== What to do ==
Transcribe each record below word for word.

== Dataset extract ==

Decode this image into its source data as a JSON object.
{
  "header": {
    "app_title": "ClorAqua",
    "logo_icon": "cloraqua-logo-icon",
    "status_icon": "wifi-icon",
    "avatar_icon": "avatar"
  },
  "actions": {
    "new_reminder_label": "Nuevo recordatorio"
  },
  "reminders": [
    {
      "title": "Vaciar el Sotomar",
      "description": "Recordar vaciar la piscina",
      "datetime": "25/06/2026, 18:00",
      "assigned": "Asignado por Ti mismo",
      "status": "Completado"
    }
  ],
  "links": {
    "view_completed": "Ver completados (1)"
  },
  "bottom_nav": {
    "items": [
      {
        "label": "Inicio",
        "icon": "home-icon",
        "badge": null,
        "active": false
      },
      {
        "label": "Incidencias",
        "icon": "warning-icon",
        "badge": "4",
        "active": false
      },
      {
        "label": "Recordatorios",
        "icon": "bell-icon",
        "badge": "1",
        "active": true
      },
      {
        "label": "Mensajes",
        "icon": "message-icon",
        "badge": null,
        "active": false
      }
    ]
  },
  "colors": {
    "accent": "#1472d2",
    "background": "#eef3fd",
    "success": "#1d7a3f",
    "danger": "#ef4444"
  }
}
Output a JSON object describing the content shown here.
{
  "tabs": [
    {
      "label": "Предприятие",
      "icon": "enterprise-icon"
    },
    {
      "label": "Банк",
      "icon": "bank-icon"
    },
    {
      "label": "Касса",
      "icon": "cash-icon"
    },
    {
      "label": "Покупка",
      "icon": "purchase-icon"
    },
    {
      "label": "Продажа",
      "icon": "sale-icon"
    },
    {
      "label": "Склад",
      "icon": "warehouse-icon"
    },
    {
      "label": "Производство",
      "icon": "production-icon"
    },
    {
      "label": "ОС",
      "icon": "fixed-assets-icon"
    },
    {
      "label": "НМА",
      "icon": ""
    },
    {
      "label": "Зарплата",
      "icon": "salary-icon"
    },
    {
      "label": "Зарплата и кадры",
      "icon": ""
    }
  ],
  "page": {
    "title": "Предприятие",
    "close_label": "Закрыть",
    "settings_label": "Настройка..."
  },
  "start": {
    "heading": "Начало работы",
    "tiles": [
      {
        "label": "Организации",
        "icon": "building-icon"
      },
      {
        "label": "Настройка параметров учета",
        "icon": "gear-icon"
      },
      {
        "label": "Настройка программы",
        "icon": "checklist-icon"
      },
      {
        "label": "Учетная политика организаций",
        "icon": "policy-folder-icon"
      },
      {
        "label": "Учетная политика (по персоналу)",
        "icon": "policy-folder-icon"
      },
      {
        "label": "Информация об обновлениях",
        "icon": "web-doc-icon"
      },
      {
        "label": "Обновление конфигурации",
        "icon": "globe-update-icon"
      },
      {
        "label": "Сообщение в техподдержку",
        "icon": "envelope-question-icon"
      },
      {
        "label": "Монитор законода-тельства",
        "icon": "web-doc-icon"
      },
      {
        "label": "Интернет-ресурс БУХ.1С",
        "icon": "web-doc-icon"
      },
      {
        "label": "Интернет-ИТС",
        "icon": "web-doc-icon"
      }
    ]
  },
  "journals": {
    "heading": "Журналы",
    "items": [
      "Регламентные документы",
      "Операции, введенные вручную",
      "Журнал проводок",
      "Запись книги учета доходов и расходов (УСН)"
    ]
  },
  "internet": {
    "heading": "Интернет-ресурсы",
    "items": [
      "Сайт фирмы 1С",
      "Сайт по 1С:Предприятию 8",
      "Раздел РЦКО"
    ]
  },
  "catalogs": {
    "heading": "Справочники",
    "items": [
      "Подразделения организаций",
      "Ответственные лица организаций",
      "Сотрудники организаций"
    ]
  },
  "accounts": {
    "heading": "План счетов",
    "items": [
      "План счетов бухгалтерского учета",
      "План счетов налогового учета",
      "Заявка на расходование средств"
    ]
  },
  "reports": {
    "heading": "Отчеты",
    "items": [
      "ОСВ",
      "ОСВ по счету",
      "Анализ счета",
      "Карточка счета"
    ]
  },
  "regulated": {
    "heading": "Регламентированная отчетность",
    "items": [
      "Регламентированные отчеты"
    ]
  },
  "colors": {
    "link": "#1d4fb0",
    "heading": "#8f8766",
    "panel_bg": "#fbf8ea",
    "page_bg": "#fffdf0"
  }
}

== Full response ==
Decode this image into its source data as a JSON object.
{
  "header": {
    "app_title": "ClorAqua",
    "logo_icon": "cloraqua-logo-icon",
    "status_icon": "wifi-icon",
    "avatar_icon": "avatar"
  },
  "actions": {
    "new_reminder_label": "Nuevo recordatorio"
  },
  "reminders": [
    {
      "title": "Vaciar el Sotomar",
      "description": "Recordar vaciar la piscina",
      "datetime": "25/06/2026, 18:00",
      "assigned": "Asignado por Ti mismo",
      "status": "Completado"
    }
  ],
  "links": {
    "view_completed": "Ver completados (1)"
  },
  "bottom_nav": {
    "items": [
      {
        "label": "Inicio",
        "icon": "home-icon",
        "badge": null,
        "active": false
      },
      {
        "label": "Incidencias",
        "icon": "warning-icon",
        "badge": "4",
        "active": false
      },
      {
        "label": "Recordatorios",
        "icon": "bell-icon",
        "badge": "1",
        "active": true
      },
      {
        "label": "Mensajes",
        "icon": "message-icon",
        "badge": null,
        "active": false
      }
    ]
  },
  "colors": {
    "accent": "#1472d2",
    "background": "#eef3fd",
    "success": "#1d7a3f",
    "danger": "#ef4444"
  }
}
Output a JSON object describing the content shown here.
{
  "tabs": [
    {
      "label": "Предприятие",
      "icon": "enterprise-icon"
    },
    {
      "label": "Банк",
      "icon": "bank-icon"
    },
    {
      "label": "Касса",
      "icon": "cash-icon"
    },
    {
      "label": "Покупка",
      "icon": "purchase-icon"
    },
    {
      "label": "Продажа",
      "icon": "sale-icon"
    },
    {
      "label": "Склад",
      "icon": "warehouse-icon"
    },
    {
      "label": "Производство",
      "icon": "production-icon"
    },
    {
      "label": "ОС",
      "icon": "fixed-assets-icon"
    },
    {
      "label": "НМА",
      "icon": ""
    },
    {
      "label": "Зарплата",
      "icon": "salary-icon"
    },
    {
      "label": "Зарплата и кадры",
      "icon": ""
    }
  ],
  "page": {
    "title": "Предприятие",
    "close_label": "Закрыть",
    "settings_label": "Настройка..."
  },
  "start": {
    "heading": "Начало работы",
    "tiles": [
      {
        "label": "Организации",
        "icon": "building-icon"
      },
      {
        "label": "Настройка параметров учета",
        "icon": "gear-icon"
      },
      {
        "label": "Настройка программы",
        "icon": "checklist-icon"
      },
      {
        "label": "Учетная политика организаций",
        "icon": "policy-folder-icon"
      },
      {
        "label": "Учетная политика (по персоналу)",
        "icon": "policy-folder-icon"
      },
      {
        "label": "Информация об обновлениях",
        "icon": "web-doc-icon"
      },
      {
        "label": "Обновление конфигурации",
        "icon": "globe-update-icon"
      },
      {
        "label": "Сообщение в техподдержку",
        "icon": "envelope-question-icon"
      },
      {
        "label": "Монитор законода-тельства",
        "icon": "web-doc-icon"
      },
      {
        "label": "Интернет-ресурс БУХ.1С",
        "icon": "web-doc-icon"
      },
      {
        "label": "Интернет-ИТС",
        "icon": "web-doc-icon"
      }
    ]
  },
  "journals": {
    "heading": "Журналы",
    "items": [
      "Регламентные документы",
      "Операции, введенные вручную",
      "Журнал проводок",
      "Запись книги учета доходов и расходов (УСН)"
    ]
  },
  "internet": {
    "heading": "Интернет-ресурсы",
    "items": [
      "Сайт фирмы 1С",
      "Сайт по 1С:Предприятию 8",
      "Раздел РЦКО"
    ]
  },
  "catalogs": {
    "heading": "Справочники",
    "items": [
      "Подразделения организаций",
      "Ответственные лица организаций",
      "Сотрудники организаций"
    ]
  },
  "accounts": {
    "heading": "План счетов",
    "items": [
      "План счетов бухгалтерского учета",
      "План счетов налогового учета",
      "Заявка на расходование средств"
    ]
  },
  "reports": {
    "heading": "Отчеты",
    "items": [
      "ОСВ",
      "ОСВ по счету",
      "Анализ счета",
      "Карточка счета"
    ]
  },
  "regulated": {
    "heading": "Регламентированная отчетность",
    "items": [
      "Регламентированные отчеты"
    ]
  },
  "colors": {
    "link": "#1d4fb0",
    "heading": "#8f8766",
    "panel_bg": "#fbf8ea",
    "page_bg": "#fffdf0"
  }
}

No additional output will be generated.